Short task: From the listing below, extract every line containing "Difference".

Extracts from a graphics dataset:
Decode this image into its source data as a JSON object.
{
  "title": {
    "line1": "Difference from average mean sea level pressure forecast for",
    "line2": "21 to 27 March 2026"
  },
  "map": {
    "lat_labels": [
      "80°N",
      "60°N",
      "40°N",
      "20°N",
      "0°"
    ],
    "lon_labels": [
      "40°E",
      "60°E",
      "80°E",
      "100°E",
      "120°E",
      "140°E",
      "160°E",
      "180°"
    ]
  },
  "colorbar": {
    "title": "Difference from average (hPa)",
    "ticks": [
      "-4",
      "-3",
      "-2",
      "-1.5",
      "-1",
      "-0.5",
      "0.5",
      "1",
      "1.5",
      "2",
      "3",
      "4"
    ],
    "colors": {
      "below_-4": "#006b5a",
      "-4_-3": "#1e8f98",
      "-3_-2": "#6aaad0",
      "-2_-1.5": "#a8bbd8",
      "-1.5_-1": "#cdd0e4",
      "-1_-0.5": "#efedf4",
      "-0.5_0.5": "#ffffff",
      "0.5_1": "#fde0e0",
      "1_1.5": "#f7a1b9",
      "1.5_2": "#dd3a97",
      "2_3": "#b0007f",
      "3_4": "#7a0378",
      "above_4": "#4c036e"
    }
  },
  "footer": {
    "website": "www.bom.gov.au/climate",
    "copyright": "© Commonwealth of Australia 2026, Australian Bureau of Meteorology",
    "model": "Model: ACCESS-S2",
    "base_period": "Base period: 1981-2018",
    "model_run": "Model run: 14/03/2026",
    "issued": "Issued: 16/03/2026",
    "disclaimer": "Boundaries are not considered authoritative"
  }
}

Written solution:
    "line1": "Difference from average mean sea level pressure forecast for",
    "title": "Difference from average (hPa)",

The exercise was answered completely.